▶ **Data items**
* * * * *

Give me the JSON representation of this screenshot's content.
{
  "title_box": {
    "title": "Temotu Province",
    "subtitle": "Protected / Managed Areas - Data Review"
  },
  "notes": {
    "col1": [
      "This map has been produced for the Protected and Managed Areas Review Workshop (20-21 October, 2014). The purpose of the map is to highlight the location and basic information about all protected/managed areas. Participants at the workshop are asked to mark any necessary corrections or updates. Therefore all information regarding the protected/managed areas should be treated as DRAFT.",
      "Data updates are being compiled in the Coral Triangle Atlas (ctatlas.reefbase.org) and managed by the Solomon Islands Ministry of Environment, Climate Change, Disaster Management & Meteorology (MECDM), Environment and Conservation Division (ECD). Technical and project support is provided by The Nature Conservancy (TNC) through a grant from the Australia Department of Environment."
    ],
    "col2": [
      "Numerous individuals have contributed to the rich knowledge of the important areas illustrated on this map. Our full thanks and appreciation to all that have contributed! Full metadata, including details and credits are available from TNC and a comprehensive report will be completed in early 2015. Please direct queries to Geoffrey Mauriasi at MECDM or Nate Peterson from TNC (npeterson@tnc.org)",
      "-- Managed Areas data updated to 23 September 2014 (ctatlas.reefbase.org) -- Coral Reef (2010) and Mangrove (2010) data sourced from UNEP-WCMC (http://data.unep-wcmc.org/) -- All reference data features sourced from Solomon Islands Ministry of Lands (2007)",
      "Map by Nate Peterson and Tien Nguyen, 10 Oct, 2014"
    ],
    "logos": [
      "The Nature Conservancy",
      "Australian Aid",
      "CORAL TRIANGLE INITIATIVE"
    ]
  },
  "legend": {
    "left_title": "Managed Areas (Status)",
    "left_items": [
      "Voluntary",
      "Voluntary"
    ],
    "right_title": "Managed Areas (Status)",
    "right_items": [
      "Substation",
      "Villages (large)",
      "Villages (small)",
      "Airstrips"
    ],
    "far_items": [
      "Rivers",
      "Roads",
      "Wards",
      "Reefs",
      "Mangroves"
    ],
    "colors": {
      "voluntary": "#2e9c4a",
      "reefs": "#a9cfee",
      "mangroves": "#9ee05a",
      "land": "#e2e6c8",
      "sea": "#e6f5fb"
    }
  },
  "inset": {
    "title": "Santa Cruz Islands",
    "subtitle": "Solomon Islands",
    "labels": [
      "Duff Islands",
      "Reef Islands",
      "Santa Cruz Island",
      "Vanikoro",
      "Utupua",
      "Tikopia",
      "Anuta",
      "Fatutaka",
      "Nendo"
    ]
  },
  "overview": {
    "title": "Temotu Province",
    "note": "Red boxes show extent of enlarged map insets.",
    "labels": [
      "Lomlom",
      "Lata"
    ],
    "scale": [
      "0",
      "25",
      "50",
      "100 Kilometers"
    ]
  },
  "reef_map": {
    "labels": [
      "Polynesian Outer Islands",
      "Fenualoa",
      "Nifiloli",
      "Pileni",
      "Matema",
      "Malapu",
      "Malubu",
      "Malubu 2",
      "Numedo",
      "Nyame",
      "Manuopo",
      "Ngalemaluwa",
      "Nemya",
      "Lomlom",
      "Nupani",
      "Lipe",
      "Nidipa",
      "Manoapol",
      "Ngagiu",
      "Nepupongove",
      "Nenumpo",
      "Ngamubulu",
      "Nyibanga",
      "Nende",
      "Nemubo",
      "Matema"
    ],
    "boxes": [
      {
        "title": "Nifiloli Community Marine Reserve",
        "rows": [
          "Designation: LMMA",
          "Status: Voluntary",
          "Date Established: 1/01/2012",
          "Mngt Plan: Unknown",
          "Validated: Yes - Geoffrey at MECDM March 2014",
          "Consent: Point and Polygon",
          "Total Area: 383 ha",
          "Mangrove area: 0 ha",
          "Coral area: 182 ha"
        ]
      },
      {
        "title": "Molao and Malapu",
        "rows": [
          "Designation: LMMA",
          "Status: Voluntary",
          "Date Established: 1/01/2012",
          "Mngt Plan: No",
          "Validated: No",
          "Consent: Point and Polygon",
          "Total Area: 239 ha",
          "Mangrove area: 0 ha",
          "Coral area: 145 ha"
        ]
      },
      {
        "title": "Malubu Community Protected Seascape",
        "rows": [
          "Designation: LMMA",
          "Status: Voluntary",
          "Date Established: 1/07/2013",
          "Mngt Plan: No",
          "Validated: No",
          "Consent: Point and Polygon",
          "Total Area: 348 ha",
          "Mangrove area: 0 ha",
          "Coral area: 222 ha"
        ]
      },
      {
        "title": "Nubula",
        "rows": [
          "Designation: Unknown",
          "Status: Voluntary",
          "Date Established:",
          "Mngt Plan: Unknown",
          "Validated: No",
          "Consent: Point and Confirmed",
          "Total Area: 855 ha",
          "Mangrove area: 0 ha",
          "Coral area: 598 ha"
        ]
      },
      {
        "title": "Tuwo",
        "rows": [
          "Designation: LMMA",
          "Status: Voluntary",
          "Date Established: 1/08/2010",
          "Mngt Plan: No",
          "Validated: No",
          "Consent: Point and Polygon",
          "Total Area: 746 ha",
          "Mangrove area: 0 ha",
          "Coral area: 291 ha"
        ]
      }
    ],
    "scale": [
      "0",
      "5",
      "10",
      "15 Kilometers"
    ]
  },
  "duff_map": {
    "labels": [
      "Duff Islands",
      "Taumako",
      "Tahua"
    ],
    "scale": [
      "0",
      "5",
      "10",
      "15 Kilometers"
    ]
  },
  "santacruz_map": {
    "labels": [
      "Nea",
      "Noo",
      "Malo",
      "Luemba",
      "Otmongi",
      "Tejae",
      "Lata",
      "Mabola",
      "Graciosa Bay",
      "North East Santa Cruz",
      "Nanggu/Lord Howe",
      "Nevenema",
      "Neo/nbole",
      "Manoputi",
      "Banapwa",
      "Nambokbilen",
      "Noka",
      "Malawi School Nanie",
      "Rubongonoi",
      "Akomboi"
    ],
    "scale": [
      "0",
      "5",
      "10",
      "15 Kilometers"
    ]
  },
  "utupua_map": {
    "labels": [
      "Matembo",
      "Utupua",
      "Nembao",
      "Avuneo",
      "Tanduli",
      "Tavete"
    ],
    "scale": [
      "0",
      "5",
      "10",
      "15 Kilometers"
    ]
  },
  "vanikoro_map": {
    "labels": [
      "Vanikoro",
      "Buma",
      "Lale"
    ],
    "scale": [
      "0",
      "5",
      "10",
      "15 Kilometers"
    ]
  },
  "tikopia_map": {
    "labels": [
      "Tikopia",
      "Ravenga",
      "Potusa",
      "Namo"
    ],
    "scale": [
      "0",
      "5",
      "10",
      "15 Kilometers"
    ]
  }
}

* * * * *

▶ **DIRECTIONS FOR THIS TASK**
The listing above must be transcribed exactly, line by line.

▶ **OUTPUT FOR THIS EXERCISE**
Give me the JSON representation of this screenshot's content.
{
  "title_box": {
    "title": "Temotu Province",
    "subtitle": "Protected / Managed Areas - Data Review"
  },
  "notes": {
    "col1": [
      "This map has been produced for the Protected and Managed Areas Review Workshop (20-21 October, 2014). The purpose of the map is to highlight the location and basic information about all protected/managed areas. Participants at the workshop are asked to mark any necessary corrections or updates. Therefore all information regarding the protected/managed areas should be treated as DRAFT.",
      "Data updates are being compiled in the Coral Triangle Atlas (ctatlas.reefbase.org) and managed by the Solomon Islands Ministry of Environment, Climate Change, Disaster Management & Meteorology (MECDM), Environment and Conservation Division (ECD). Technical and project support is provided by The Nature Conservancy (TNC) through a grant from the Australia Department of Environment."
    ],
    "col2": [
      "Numerous individuals have contributed to the rich knowledge of the important areas illustrated on this map. Our full thanks and appreciation to all that have contributed! Full metadata, including details and credits are available from TNC and a comprehensive report will be completed in early 2015. Please direct queries to Geoffrey Mauriasi at MECDM or Nate Peterson from TNC (npeterson@tnc.org)",
      "-- Managed Areas data updated to 23 September 2014 (ctatlas.reefbase.org) -- Coral Reef (2010) and Mangrove (2010) data sourced from UNEP-WCMC (http://data.unep-wcmc.org/) -- All reference data features sourced from Solomon Islands Ministry of Lands (2007)",
      "Map by Nate Peterson and Tien Nguyen, 10 Oct, 2014"
    ],
    "logos": [
      "The Nature Conservancy",
      "Australian Aid",
      "CORAL TRIANGLE INITIATIVE"
    ]
  },
  "legend": {
    "left_title": "Managed Areas (Status)",
    "left_items": [
      "Voluntary",
      "Voluntary"
    ],
    "right_title": "Managed Areas (Status)",
    "right_items": [
      "Substation",
      "Villages (large)",
      "Villages (small)",
      "Airstrips"
    ],
    "far_items": [
      "Rivers",
      "Roads",
      "Wards",
      "Reefs",
      "Mangroves"
    ],
    "colors": {
      "voluntary": "#2e9c4a",
      "reefs": "#a9cfee",
      "mangroves": "#9ee05a",
      "land": "#e2e6c8",
      "sea": "#e6f5fb"
    }
  },
  "inset": {
    "title": "Santa Cruz Islands",
    "subtitle": "Solomon Islands",
    "labels": [
      "Duff Islands",
      "Reef Islands",
      "Santa Cruz Island",
      "Vanikoro",
      "Utupua",
      "Tikopia",
      "Anuta",
      "Fatutaka",
      "Nendo"
    ]
  },
  "overview": {
    "title": "Temotu Province",
    "note": "Red boxes show extent of enlarged map insets.",
    "labels": [
      "Lomlom",
      "Lata"
    ],
    "scale": [
      "0",
      "25",
      "50",
      "100 Kilometers"
    ]
  },
  "reef_map": {
    "labels": [
      "Polynesian Outer Islands",
      "Fenualoa",
      "Nifiloli",
      "Pileni",
      "Matema",
      "Malapu",
      "Malubu",
      "Malubu 2",
      "Numedo",
      "Nyame",
      "Manuopo",
      "Ngalemaluwa",
      "Nemya",
      "Lomlom",
      "Nupani",
      "Lipe",
      "Nidipa",
      "Manoapol",
      "Ngagiu",
      "Nepupongove",
      "Nenumpo",
      "Ngamubulu",
      "Nyibanga",
      "Nende",
      "Nemubo",
      "Matema"
    ],
    "boxes": [
      {
        "title": "Nifiloli Community Marine Reserve",
        "rows": [
          "Designation: LMMA",
          "Status: Voluntary",
          "Date Established: 1/01/2012",
          "Mngt Plan: Unknown",
          "Validated: Yes - Geoffrey at MECDM March 2014",
          "Consent: Point and Polygon",
          "Total Area: 383 ha",
          "Mangrove area: 0 ha",
          "Coral area: 182 ha"
        ]
      },
      {
        "title": "Molao and Malapu",
        "rows": [
          "Designation: LMMA",
          "Status: Voluntary",
          "Date Established: 1/01/2012",
          "Mngt Plan: No",
          "Validated: No",
          "Consent: Point and Polygon",
          "Total Area: 239 ha",
          "Mangrove area: 0 ha",
          "Coral area: 145 ha"
        ]
      },
      {
        "title": "Malubu Community Protected Seascape",
        "rows": [
          "Designation: LMMA",
          "Status: Voluntary",
          "Date Established: 1/07/2013",
          "Mngt Plan: No",
          "Validated: No",
          "Consent: Point and Polygon",
          "Total Area: 348 ha",
          "Mangrove area: 0 ha",
          "Coral area: 222 ha"
        ]
      },
      {
        "title": "Nubula",
        "rows": [
          "Designation: Unknown",
          "Status: Voluntary",
          "Date Established:",
          "Mngt Plan: Unknown",
          "Validated: No",
          "Consent: Point and Confirmed",
          "Total Area: 855 ha",
          "Mangrove area: 0 ha",
          "Coral area: 598 ha"
        ]
      },
      {
        "title": "Tuwo",
        "rows": [
          "Designation: LMMA",
          "Status: Voluntary",
          "Date Established: 1/08/2010",
          "Mngt Plan: No",
          "Validated: No",
          "Consent: Point and Polygon",
          "Total Area: 746 ha",
          "Mangrove area: 0 ha",
          "Coral area: 291 ha"
        ]
      }
    ],
    "scale": [
      "0",
      "5",
      "10",
      "15 Kilometers"
    ]
  },
  "duff_map": {
    "labels": [
      "Duff Islands",
      "Taumako",
      "Tahua"
    ],
    "scale": [
      "0",
      "5",
      "10",
      "15 Kilometers"
    ]
  },
  "santacruz_map": {
    "labels": [
      "Nea",
      "Noo",
      "Malo",
      "Luemba",
      "Otmongi",
      "Tejae",
      "Lata",
      "Mabola",
      "Graciosa Bay",
      "North East Santa Cruz",
      "Nanggu/Lord Howe",
      "Nevenema",
      "Neo/nbole",
      "Manoputi",
      "Banapwa",
      "Nambokbilen",
      "Noka",
      "Malawi School Nanie",
      "Rubongonoi",
      "Akomboi"
    ],
    "scale": [
      "0",
      "5",
      "10",
      "15 Kilometers"
    ]
  },
  "utupua_map": {
    "labels": [
      "Matembo",
      "Utupua",
      "Nembao",
      "Avuneo",
      "Tanduli",
      "Tavete"
    ],
    "scale": [
      "0",
      "5",
      "10",
      "15 Kilometers"
    ]
  },
  "vanikoro_map": {
    "labels": [
      "Vanikoro",
      "Buma",
      "Lale"
    ],
    "scale": [
      "0",
      "5",
      "10",
      "15 Kilometers"
    ]
  },
  "tikopia_map": {
    "labels": [
      "Tikopia",
      "Ravenga",
      "Potusa",
      "Namo"
    ],
    "scale": [
      "0",
      "5",
      "10",
      "15 Kilometers"
    ]
  }
}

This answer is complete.